(Recorded data)
··········

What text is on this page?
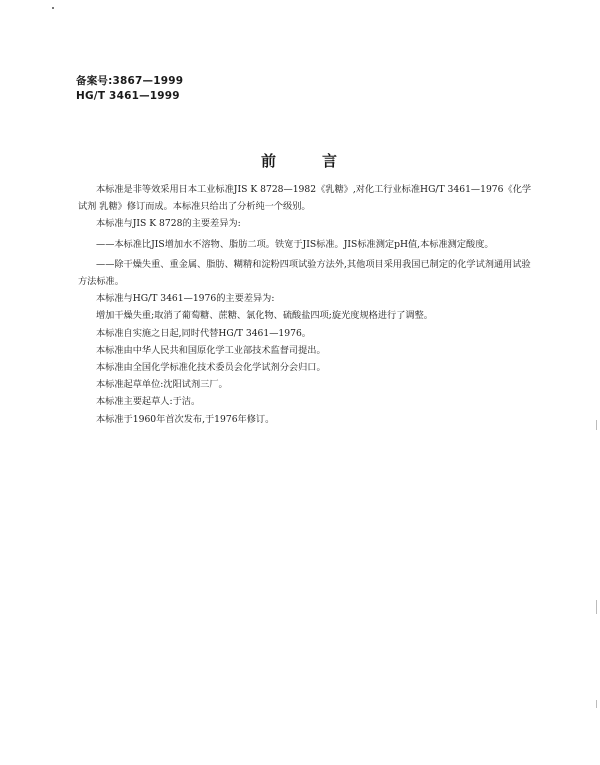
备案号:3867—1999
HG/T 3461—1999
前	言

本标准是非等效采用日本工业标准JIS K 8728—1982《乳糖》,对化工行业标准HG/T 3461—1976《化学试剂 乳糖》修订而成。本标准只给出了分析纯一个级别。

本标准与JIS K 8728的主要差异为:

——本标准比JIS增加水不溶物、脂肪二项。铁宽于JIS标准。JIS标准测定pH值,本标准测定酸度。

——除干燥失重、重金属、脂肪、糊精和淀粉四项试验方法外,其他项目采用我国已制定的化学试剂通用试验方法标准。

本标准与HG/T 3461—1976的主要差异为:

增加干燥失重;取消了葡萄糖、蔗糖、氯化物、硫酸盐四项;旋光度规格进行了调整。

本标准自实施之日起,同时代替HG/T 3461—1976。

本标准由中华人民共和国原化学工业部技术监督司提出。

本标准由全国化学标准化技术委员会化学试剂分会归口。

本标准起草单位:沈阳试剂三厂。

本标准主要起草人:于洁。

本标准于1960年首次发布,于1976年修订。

··········

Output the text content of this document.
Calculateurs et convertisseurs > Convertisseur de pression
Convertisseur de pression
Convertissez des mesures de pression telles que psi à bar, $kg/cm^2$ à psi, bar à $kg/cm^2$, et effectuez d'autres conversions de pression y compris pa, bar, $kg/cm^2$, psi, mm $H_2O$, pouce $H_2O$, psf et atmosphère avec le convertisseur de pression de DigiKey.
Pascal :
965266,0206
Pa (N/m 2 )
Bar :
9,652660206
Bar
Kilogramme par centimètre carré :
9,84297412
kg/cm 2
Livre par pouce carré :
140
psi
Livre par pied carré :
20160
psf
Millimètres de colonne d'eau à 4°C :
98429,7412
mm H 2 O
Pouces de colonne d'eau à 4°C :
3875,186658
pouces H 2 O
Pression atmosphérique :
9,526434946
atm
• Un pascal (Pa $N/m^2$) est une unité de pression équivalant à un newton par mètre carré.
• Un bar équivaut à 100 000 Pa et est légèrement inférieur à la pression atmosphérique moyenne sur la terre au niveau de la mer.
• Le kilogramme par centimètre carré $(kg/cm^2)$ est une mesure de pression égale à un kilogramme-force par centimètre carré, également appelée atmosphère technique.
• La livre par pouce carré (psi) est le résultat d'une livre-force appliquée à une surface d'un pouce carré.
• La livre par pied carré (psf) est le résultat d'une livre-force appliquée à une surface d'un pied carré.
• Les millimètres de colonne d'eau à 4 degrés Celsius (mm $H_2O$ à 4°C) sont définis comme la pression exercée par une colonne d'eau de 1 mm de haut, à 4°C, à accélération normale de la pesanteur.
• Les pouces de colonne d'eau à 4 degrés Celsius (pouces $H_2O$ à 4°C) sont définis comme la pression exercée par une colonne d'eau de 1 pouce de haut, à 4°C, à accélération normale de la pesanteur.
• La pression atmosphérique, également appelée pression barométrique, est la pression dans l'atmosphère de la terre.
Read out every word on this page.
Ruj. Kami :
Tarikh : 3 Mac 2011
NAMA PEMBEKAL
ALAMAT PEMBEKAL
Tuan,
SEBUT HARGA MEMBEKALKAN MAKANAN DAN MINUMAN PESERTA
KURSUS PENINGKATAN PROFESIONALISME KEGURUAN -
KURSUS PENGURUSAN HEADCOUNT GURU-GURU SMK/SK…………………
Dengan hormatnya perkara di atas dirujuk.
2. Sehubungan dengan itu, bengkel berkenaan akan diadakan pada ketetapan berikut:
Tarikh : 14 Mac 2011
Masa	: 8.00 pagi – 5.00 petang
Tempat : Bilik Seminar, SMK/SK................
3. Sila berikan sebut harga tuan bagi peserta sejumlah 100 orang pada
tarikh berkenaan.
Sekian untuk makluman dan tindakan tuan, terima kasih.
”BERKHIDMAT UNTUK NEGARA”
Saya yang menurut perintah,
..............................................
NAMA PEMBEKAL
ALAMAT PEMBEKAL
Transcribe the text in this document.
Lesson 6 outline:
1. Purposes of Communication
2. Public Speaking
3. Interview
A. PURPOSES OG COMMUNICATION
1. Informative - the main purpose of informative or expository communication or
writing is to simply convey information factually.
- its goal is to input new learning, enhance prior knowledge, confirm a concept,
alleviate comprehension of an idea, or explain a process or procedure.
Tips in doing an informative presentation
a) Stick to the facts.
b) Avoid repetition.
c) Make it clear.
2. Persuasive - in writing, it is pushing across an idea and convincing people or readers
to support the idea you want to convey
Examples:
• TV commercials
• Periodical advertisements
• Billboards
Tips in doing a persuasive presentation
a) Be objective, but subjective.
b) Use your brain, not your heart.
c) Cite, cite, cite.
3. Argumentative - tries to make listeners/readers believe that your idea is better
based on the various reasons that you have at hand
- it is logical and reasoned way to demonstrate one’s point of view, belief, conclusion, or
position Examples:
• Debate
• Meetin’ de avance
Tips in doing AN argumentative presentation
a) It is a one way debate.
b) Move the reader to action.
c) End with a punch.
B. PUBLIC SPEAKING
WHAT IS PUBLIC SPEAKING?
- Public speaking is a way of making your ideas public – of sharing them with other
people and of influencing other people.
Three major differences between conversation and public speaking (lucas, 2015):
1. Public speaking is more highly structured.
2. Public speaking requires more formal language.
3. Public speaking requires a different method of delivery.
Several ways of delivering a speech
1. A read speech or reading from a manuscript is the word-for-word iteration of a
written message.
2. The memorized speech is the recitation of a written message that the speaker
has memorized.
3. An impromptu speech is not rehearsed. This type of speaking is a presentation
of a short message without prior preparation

··········

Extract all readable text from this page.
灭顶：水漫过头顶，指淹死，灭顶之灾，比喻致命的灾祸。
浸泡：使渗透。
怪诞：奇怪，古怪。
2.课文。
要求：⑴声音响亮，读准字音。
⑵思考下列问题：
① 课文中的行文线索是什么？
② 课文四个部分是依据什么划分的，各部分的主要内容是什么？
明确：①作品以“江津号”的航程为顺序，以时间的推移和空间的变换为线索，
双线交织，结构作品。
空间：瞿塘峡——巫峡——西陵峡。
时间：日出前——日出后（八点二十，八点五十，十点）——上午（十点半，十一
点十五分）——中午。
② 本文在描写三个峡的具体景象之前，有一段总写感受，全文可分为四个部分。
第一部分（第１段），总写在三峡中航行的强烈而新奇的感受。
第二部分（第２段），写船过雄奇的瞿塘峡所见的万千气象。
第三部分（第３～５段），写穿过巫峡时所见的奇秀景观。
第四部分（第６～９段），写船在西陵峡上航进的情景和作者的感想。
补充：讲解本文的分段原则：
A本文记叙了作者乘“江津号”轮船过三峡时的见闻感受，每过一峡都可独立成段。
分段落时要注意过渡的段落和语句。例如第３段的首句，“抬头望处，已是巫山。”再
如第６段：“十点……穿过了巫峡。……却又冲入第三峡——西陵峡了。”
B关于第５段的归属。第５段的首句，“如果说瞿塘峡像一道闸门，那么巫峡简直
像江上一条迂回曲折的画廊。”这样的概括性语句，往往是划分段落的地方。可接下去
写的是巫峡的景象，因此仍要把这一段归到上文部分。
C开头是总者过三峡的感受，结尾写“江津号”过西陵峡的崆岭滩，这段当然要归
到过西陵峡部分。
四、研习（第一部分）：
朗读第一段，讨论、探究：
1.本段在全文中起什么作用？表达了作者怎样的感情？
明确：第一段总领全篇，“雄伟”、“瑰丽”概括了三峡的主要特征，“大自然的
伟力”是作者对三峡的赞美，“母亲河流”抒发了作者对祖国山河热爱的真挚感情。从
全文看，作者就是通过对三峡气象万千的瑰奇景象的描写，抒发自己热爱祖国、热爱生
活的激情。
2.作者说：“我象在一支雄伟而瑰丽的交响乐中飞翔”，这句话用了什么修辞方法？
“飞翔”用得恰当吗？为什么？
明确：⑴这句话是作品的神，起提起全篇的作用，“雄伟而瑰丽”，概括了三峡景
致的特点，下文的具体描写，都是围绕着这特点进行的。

··········

WORK TO COMPLETE: From the material above, copy each line that includes the word "haut".

OUTPUT OF THE EXERCISE:
• Les millimètres de colonne d'eau à 4 degrés Celsius (mm $H_2O$ à 4°C) sont définis comme la pression exercée par une colonne d'eau de 1 mm de haut, à 4°C, à accélération normale de la pesanteur.
• Les pouces de colonne d'eau à 4 degrés Celsius (pouces $H_2O$ à 4°C) sont définis comme la pression exercée par une colonne d'eau de 1 pouce de haut, à 4°C, à accélération normale de la pesanteur.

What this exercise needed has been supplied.